Stated problem: Return every record verbatim.

Data entries
______________________________

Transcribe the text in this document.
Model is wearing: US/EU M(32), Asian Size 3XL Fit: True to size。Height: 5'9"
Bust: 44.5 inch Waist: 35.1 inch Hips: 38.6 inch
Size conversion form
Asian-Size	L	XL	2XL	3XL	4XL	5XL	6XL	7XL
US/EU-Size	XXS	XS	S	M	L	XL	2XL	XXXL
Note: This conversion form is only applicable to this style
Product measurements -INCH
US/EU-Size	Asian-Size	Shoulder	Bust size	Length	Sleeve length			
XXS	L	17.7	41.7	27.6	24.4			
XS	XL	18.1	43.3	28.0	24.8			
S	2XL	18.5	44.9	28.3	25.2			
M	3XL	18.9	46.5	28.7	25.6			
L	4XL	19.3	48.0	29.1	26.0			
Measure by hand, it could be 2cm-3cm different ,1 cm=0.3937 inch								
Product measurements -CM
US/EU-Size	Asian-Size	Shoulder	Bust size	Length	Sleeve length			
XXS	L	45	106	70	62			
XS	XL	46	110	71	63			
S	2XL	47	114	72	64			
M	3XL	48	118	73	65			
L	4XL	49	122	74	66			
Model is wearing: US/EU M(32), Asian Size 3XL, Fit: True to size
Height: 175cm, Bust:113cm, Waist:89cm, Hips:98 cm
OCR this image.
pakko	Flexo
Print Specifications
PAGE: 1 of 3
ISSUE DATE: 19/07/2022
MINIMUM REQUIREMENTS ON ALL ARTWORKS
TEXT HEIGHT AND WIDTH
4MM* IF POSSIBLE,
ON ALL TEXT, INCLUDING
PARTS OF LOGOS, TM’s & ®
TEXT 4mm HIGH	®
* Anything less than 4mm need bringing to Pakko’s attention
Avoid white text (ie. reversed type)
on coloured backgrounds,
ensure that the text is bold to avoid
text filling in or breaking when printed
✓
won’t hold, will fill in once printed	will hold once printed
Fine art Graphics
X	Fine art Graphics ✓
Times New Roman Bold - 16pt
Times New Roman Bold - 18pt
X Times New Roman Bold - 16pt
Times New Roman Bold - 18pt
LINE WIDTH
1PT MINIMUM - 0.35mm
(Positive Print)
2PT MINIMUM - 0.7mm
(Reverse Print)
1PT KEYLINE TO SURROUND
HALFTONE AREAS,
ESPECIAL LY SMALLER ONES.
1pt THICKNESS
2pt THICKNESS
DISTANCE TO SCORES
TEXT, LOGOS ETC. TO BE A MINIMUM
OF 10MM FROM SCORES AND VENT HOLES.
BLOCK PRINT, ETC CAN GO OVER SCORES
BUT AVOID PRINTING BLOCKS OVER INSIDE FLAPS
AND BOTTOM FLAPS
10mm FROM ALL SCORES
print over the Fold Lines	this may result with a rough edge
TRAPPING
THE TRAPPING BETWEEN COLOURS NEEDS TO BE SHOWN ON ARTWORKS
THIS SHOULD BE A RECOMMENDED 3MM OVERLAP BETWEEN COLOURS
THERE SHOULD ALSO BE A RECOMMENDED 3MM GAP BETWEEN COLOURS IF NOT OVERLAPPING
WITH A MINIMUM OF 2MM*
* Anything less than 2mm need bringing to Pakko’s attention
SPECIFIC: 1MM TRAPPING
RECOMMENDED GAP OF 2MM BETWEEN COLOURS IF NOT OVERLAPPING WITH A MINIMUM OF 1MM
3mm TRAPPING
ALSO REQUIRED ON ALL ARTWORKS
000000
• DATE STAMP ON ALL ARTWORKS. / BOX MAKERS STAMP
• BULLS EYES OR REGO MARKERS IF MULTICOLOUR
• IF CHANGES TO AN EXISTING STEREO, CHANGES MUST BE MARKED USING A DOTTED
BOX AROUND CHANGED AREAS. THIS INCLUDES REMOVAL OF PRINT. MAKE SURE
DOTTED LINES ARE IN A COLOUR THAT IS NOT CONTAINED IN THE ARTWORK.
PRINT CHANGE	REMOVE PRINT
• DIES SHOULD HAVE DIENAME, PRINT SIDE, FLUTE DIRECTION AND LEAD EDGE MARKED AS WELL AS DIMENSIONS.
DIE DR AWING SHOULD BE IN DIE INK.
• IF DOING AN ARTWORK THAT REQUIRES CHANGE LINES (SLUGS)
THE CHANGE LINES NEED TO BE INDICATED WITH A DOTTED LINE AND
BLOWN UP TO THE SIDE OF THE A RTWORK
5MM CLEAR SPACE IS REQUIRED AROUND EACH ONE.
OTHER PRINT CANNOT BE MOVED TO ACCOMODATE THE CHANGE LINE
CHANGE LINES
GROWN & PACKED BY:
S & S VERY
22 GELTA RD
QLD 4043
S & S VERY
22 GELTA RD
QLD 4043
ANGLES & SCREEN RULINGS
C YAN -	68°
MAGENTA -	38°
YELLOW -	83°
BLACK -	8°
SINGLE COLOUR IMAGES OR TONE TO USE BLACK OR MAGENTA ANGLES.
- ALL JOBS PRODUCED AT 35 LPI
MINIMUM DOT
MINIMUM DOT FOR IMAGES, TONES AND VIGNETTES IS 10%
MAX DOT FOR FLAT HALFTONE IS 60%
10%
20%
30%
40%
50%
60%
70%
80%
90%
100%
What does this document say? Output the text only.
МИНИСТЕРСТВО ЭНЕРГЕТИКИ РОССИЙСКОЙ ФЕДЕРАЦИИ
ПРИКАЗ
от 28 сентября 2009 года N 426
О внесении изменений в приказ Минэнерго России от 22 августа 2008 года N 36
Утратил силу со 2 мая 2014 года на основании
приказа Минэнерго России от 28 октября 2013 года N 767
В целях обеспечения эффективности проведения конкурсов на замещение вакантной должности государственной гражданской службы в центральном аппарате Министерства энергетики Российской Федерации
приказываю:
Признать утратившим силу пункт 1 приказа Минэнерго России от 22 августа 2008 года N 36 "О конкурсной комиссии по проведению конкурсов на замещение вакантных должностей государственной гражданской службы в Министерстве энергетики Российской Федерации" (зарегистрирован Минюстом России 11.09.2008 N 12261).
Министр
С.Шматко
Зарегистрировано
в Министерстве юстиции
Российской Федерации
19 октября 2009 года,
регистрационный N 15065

______________________________

Result of the exercise:
Transcribe the text in this document.
Model is wearing: US/EU M(32), Asian Size 3XL Fit: True to size。Height: 5'9"
Bust: 44.5 inch Waist: 35.1 inch Hips: 38.6 inch
Size conversion form
Asian-Size	L	XL	2XL	3XL	4XL	5XL	6XL	7XL
US/EU-Size	XXS	XS	S	M	L	XL	2XL	XXXL
Note: This conversion form is only applicable to this style
Product measurements -INCH
US/EU-Size	Asian-Size	Shoulder	Bust size	Length	Sleeve length			
XXS	L	17.7	41.7	27.6	24.4			
XS	XL	18.1	43.3	28.0	24.8			
S	2XL	18.5	44.9	28.3	25.2			
M	3XL	18.9	46.5	28.7	25.6			
L	4XL	19.3	48.0	29.1	26.0			
Measure by hand, it could be 2cm-3cm different ,1 cm=0.3937 inch								
Product measurements -CM
US/EU-Size	Asian-Size	Shoulder	Bust size	Length	Sleeve length			
XXS	L	45	106	70	62			
XS	XL	46	110	71	63			
S	2XL	47	114	72	64			
M	3XL	48	118	73	65			
L	4XL	49	122	74	66			
Model is wearing: US/EU M(32), Asian Size 3XL, Fit: True to size
Height: 175cm, Bust:113cm, Waist:89cm, Hips:98 cm
OCR this image.
pakko	Flexo
Print Specifications
PAGE: 1 of 3
ISSUE DATE: 19/07/2022
MINIMUM REQUIREMENTS ON ALL ARTWORKS
TEXT HEIGHT AND WIDTH
4MM* IF POSSIBLE,
ON ALL TEXT, INCLUDING
PARTS OF LOGOS, TM’s & ®
TEXT 4mm HIGH	®
* Anything less than 4mm need bringing to Pakko’s attention
Avoid white text (ie. reversed type)
on coloured backgrounds,
ensure that the text is bold to avoid
text filling in or breaking when printed
✓
won’t hold, will fill in once printed	will hold once printed
Fine art Graphics
X	Fine art Graphics ✓
Times New Roman Bold - 16pt
Times New Roman Bold - 18pt
X Times New Roman Bold - 16pt
Times New Roman Bold - 18pt
LINE WIDTH
1PT MINIMUM - 0.35mm
(Positive Print)
2PT MINIMUM - 0.7mm
(Reverse Print)
1PT KEYLINE TO SURROUND
HALFTONE AREAS,
ESPECIAL LY SMALLER ONES.
1pt THICKNESS
2pt THICKNESS
DISTANCE TO SCORES
TEXT, LOGOS ETC. TO BE A MINIMUM
OF 10MM FROM SCORES AND VENT HOLES.
BLOCK PRINT, ETC CAN GO OVER SCORES
BUT AVOID PRINTING BLOCKS OVER INSIDE FLAPS
AND BOTTOM FLAPS
10mm FROM ALL SCORES
print over the Fold Lines	this may result with a rough edge
TRAPPING
THE TRAPPING BETWEEN COLOURS NEEDS TO BE SHOWN ON ARTWORKS
THIS SHOULD BE A RECOMMENDED 3MM OVERLAP BETWEEN COLOURS
THERE SHOULD ALSO BE A RECOMMENDED 3MM GAP BETWEEN COLOURS IF NOT OVERLAPPING
WITH A MINIMUM OF 2MM*
* Anything less than 2mm need bringing to Pakko’s attention
SPECIFIC: 1MM TRAPPING
RECOMMENDED GAP OF 2MM BETWEEN COLOURS IF NOT OVERLAPPING WITH A MINIMUM OF 1MM
3mm TRAPPING
ALSO REQUIRED ON ALL ARTWORKS
000000
• DATE STAMP ON ALL ARTWORKS. / BOX MAKERS STAMP
• BULLS EYES OR REGO MARKERS IF MULTICOLOUR
• IF CHANGES TO AN EXISTING STEREO, CHANGES MUST BE MARKED USING A DOTTED
BOX AROUND CHANGED AREAS. THIS INCLUDES REMOVAL OF PRINT. MAKE SURE
DOTTED LINES ARE IN A COLOUR THAT IS NOT CONTAINED IN THE ARTWORK.
PRINT CHANGE	REMOVE PRINT
• DIES SHOULD HAVE DIENAME, PRINT SIDE, FLUTE DIRECTION AND LEAD EDGE MARKED AS WELL AS DIMENSIONS.
DIE DR AWING SHOULD BE IN DIE INK.
• IF DOING AN ARTWORK THAT REQUIRES CHANGE LINES (SLUGS)
THE CHANGE LINES NEED TO BE INDICATED WITH A DOTTED LINE AND
BLOWN UP TO THE SIDE OF THE A RTWORK
5MM CLEAR SPACE IS REQUIRED AROUND EACH ONE.
OTHER PRINT CANNOT BE MOVED TO ACCOMODATE THE CHANGE LINE
CHANGE LINES
GROWN & PACKED BY:
S & S VERY
22 GELTA RD
QLD 4043
S & S VERY
22 GELTA RD
QLD 4043
ANGLES & SCREEN RULINGS
C YAN -	68°
MAGENTA -	38°
YELLOW -	83°
BLACK -	8°
SINGLE COLOUR IMAGES OR TONE TO USE BLACK OR MAGENTA ANGLES.
- ALL JOBS PRODUCED AT 35 LPI
MINIMUM DOT
MINIMUM DOT FOR IMAGES, TONES AND VIGNETTES IS 10%
MAX DOT FOR FLAT HALFTONE IS 60%
10%
20%
30%
40%
50%
60%
70%
80%
90%
100%
What does this document say? Output the text only.
МИНИСТЕРСТВО ЭНЕРГЕТИКИ РОССИЙСКОЙ ФЕДЕРАЦИИ
ПРИКАЗ
от 28 сентября 2009 года N 426
О внесении изменений в приказ Минэнерго России от 22 августа 2008 года N 36
Утратил силу со 2 мая 2014 года на основании
приказа Минэнерго России от 28 октября 2013 года N 767
В целях обеспечения эффективности проведения конкурсов на замещение вакантной должности государственной гражданской службы в центральном аппарате Министерства энергетики Российской Федерации
приказываю:
Признать утратившим силу пункт 1 приказа Минэнерго России от 22 августа 2008 года N 36 "О конкурсной комиссии по проведению конкурсов на замещение вакантных должностей государственной гражданской службы в Министерстве энергетики Российской Федерации" (зарегистрирован Минюстом России 11.09.2008 N 12261).
Министр
С.Шматко
Зарегистрировано
в Министерстве юстиции
Российской Федерации
19 октября 2009 года,
регистрационный N 15065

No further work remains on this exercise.